─── Provided records ───

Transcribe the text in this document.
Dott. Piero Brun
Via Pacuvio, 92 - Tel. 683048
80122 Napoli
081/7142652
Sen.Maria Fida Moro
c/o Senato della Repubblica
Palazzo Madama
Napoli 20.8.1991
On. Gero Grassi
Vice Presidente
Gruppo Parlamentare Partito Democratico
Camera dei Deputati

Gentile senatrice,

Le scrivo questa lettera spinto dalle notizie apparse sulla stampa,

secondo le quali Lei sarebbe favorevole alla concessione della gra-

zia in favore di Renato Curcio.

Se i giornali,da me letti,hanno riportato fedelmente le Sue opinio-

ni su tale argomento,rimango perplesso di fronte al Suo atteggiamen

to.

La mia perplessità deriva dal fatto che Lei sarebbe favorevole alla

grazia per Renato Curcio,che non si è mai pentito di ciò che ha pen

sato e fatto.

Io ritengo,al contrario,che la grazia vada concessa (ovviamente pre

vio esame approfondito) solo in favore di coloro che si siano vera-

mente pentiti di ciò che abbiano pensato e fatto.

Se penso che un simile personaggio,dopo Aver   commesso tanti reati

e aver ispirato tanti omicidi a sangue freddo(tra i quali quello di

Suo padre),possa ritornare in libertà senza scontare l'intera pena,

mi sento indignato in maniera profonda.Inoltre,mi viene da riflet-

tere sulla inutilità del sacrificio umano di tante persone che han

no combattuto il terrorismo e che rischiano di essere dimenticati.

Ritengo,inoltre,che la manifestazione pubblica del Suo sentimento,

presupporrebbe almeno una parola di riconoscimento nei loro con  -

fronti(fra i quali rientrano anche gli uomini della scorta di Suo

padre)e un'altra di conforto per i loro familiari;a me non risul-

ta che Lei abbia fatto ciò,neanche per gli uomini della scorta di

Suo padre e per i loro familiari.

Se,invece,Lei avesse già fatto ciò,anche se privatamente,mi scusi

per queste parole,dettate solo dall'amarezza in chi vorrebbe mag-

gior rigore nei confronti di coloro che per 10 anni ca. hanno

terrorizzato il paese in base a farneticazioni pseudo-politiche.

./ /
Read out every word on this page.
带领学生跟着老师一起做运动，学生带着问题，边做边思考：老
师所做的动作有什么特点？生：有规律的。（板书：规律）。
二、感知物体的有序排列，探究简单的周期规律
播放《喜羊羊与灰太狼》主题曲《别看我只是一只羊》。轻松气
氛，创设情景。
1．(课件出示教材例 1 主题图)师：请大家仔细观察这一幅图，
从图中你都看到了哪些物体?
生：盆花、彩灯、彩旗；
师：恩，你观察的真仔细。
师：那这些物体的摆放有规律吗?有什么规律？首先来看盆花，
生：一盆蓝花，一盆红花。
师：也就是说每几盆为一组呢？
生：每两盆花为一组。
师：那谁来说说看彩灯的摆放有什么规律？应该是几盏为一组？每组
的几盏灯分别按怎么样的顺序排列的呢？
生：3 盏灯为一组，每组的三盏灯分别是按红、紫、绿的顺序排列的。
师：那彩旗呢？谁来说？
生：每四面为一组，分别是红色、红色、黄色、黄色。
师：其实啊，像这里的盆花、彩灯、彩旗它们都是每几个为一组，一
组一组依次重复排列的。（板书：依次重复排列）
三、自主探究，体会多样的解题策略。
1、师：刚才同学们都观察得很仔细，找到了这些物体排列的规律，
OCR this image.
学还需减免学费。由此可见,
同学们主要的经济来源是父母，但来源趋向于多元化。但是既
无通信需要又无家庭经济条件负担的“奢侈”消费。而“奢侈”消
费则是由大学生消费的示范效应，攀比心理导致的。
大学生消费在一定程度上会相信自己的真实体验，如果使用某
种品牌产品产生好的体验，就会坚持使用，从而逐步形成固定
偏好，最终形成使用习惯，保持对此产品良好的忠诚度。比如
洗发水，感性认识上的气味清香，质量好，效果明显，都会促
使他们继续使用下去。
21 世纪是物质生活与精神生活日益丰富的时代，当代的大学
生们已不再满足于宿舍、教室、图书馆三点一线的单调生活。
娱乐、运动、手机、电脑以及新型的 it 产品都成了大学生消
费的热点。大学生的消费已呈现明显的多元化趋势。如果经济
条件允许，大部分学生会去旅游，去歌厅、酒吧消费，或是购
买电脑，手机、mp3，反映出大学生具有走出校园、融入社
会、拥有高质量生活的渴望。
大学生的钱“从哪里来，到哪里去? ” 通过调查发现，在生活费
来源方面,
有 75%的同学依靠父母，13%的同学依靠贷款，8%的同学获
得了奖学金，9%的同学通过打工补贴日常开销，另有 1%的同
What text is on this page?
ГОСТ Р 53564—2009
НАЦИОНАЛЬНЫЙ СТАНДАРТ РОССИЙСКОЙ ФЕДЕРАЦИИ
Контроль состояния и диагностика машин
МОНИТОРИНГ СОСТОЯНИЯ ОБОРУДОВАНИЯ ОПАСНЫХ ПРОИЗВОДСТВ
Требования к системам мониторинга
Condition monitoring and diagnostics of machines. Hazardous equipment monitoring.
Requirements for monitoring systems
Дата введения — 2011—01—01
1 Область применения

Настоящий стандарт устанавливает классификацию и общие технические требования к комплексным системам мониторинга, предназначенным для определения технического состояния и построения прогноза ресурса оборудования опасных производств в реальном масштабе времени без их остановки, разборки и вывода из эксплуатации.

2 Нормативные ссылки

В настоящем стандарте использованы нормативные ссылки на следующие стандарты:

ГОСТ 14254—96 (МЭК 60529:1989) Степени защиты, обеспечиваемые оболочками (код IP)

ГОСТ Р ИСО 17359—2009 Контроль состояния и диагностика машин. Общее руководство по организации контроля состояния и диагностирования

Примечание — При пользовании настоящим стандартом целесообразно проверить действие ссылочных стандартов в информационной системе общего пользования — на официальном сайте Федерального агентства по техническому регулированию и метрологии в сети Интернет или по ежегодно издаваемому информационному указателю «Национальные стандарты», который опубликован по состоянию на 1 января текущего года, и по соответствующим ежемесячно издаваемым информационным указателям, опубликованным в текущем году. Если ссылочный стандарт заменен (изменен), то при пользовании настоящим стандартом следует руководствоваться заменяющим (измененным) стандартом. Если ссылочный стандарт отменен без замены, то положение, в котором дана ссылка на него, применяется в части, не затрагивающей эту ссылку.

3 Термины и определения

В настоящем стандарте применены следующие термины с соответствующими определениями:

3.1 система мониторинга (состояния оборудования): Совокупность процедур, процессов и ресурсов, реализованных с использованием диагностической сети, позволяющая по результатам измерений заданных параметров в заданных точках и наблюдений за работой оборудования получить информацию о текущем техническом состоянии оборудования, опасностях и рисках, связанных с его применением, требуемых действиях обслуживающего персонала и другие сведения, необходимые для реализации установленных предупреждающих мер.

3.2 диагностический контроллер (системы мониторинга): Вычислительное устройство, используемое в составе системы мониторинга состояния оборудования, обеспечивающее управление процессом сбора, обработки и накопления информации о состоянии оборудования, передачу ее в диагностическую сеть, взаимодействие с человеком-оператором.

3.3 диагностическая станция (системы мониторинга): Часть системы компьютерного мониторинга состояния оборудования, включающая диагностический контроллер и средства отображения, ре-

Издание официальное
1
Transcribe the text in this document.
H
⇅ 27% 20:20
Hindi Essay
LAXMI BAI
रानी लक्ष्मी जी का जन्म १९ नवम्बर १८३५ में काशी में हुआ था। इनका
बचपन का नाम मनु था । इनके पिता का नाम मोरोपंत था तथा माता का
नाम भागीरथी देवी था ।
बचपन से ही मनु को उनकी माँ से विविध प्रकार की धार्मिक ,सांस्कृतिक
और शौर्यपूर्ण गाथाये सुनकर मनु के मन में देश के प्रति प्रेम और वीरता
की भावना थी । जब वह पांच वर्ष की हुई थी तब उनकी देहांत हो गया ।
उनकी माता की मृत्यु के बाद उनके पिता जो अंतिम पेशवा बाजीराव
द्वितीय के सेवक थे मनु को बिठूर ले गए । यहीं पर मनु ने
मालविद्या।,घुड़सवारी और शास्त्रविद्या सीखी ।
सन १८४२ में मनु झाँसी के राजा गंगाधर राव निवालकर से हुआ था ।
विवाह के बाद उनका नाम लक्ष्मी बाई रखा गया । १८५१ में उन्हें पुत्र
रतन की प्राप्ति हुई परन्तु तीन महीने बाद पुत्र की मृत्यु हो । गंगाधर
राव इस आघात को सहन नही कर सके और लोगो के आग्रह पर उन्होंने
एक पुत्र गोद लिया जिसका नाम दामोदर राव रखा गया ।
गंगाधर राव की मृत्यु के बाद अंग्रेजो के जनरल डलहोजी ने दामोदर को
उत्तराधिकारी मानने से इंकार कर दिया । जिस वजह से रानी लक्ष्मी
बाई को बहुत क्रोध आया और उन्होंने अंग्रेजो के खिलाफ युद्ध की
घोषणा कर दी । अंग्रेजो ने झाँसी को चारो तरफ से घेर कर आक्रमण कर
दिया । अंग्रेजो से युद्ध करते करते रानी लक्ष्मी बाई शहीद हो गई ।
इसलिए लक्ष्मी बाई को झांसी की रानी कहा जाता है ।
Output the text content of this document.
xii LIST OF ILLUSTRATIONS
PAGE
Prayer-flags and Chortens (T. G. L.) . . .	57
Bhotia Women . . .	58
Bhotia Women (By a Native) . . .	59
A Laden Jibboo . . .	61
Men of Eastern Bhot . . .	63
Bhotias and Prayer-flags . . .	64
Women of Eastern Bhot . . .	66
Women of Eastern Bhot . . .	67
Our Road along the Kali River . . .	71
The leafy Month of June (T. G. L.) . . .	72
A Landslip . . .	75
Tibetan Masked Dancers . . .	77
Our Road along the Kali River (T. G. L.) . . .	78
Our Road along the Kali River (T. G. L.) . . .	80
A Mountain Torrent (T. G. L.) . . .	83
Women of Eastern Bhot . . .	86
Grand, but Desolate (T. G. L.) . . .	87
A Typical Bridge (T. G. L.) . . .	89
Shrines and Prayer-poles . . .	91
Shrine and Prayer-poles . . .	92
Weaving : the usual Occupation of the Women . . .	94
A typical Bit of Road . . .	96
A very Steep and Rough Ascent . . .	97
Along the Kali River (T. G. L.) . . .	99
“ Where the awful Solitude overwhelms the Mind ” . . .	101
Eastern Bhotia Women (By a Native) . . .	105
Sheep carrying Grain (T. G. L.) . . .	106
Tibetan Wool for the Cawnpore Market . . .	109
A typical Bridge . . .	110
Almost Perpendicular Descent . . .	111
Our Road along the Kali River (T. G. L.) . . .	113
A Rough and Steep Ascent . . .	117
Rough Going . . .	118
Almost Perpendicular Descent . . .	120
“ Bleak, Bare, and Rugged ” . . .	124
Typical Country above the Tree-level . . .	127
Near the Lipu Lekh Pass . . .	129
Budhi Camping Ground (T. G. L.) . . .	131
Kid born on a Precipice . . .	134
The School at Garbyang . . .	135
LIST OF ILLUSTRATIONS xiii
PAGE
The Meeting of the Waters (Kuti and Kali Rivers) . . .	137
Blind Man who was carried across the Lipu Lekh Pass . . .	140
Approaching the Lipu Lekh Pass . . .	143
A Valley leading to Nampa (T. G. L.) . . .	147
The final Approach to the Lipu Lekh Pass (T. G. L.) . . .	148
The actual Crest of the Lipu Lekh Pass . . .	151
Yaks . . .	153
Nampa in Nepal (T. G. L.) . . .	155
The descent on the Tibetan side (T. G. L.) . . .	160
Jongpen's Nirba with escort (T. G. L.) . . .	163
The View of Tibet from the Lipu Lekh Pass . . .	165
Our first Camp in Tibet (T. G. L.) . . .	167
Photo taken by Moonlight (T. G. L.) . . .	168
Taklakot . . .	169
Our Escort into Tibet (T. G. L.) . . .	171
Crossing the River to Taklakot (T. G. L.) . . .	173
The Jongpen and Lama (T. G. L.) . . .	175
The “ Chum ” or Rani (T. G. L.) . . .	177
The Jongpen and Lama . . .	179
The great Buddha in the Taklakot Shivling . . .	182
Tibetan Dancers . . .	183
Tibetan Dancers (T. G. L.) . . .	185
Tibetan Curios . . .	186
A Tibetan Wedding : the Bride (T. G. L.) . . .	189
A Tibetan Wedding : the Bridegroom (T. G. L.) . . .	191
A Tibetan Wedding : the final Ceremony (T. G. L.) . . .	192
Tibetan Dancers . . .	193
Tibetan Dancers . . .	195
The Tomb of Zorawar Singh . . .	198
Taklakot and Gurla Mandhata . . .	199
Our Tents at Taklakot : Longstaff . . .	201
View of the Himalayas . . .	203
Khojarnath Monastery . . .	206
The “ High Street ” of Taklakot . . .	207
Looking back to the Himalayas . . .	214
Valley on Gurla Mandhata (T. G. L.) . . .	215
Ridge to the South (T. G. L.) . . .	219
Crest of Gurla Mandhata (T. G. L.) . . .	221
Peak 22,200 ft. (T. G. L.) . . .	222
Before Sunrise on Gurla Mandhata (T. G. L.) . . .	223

───

Find every line in the records above that contains the word "диагностика", and copy each one.

**Written solution**
Контроль состояния и диагностика машин
ГОСТ Р ИСО 17359—2009 Контроль состояния и диагностика машин. Общее руководство по организации контроля состояния и диагностирования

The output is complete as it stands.